Description of the task.
Show each line from the listing that includes the word "JSON".

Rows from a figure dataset
◇ ◇ ◇

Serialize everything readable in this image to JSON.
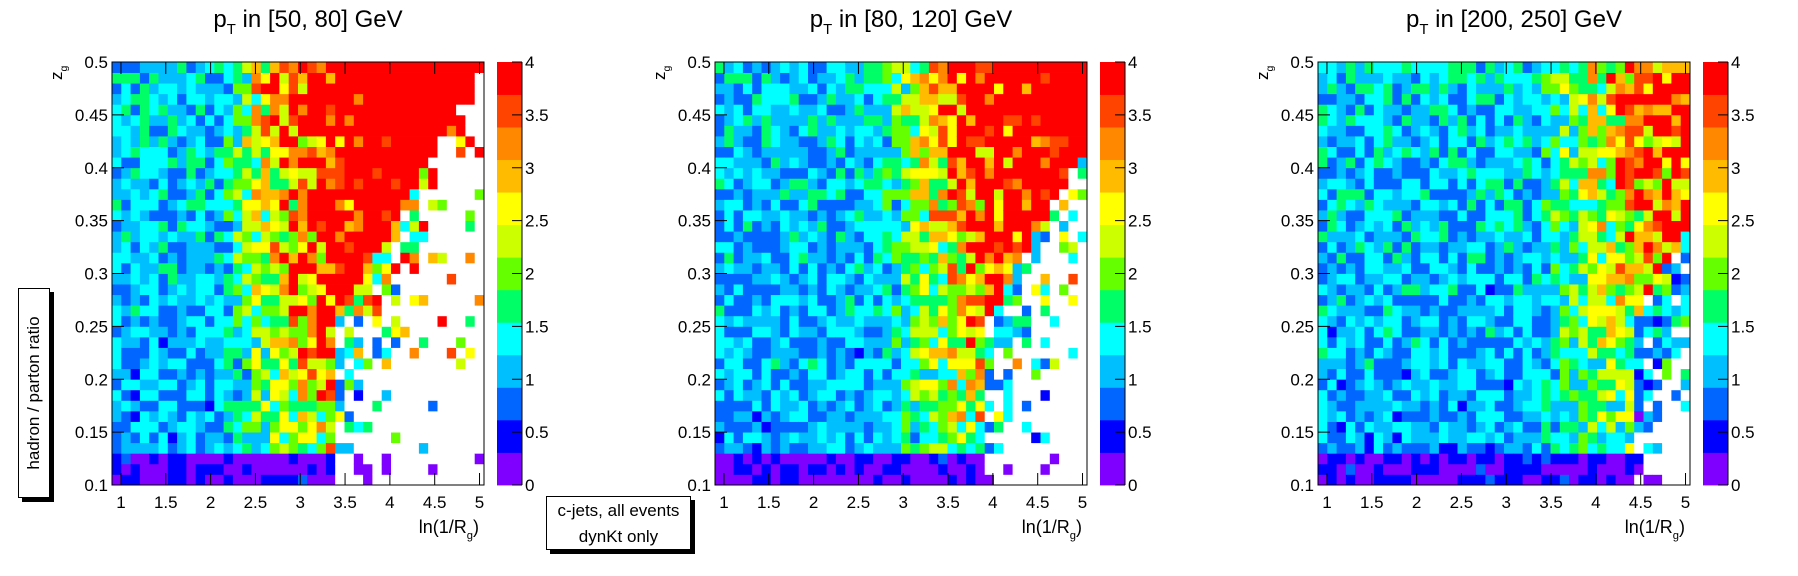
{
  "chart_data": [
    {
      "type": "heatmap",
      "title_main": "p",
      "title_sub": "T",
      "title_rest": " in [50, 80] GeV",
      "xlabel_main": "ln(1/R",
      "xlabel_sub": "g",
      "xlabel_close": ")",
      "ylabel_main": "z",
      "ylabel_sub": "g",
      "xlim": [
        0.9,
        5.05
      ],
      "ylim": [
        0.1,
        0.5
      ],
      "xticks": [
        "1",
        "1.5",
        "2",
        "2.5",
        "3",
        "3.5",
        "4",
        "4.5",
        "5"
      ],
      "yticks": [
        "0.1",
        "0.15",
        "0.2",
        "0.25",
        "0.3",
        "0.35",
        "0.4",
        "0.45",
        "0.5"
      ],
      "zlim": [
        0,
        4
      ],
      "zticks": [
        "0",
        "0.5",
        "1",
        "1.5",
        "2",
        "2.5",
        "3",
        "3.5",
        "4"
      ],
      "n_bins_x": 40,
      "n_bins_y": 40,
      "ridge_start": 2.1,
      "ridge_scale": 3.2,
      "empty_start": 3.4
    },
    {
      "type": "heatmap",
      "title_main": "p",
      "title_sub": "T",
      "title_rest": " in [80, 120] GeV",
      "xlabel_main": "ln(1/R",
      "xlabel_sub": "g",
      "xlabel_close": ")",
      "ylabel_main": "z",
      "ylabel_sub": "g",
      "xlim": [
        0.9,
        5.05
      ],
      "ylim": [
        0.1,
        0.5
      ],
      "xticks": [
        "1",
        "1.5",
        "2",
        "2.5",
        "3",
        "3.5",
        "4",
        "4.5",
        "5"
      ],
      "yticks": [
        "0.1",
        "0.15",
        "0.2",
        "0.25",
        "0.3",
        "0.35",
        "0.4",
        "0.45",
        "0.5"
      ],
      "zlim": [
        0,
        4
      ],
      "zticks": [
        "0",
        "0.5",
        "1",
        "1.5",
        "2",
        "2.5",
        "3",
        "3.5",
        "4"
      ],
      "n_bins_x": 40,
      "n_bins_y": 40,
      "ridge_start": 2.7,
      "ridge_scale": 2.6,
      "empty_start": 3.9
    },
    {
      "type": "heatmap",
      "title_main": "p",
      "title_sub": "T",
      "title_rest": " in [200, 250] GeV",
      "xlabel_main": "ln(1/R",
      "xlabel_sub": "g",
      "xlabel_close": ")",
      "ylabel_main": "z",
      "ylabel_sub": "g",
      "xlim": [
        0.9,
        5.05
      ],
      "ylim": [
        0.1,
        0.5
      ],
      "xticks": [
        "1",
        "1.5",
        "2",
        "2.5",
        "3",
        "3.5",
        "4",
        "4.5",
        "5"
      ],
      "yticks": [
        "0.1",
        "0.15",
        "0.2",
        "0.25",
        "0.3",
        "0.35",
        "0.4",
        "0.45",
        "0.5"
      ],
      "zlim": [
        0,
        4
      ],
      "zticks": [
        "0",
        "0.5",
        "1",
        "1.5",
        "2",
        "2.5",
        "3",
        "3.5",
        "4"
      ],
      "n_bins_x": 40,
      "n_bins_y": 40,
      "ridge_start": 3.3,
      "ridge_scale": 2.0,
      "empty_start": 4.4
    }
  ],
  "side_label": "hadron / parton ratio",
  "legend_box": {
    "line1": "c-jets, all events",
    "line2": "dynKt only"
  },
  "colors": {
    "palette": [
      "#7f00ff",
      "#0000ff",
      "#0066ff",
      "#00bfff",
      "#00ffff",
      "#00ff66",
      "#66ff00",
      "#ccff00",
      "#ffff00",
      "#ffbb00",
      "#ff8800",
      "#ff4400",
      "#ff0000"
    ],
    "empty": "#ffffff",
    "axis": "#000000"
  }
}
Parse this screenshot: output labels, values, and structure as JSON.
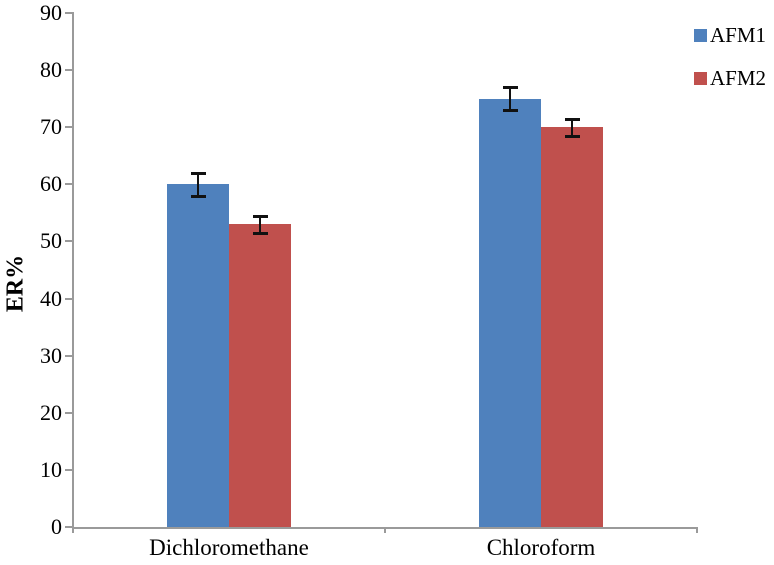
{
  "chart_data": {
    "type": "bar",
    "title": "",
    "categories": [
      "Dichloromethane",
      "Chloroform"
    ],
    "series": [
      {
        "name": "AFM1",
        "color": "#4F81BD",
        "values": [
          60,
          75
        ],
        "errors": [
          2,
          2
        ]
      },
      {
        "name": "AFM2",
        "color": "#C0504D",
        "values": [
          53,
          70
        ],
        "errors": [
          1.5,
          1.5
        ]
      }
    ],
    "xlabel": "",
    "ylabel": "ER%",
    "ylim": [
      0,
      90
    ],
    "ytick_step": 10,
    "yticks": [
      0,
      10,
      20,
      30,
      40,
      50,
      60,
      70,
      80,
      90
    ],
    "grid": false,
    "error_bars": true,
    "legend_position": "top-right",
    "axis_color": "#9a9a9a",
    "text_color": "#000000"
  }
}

◇ ◇ ◇

Solution to the exercise.
Serialize everything readable in this image to JSON.
Parse this screenshot: output labels, values, and structure as JSON.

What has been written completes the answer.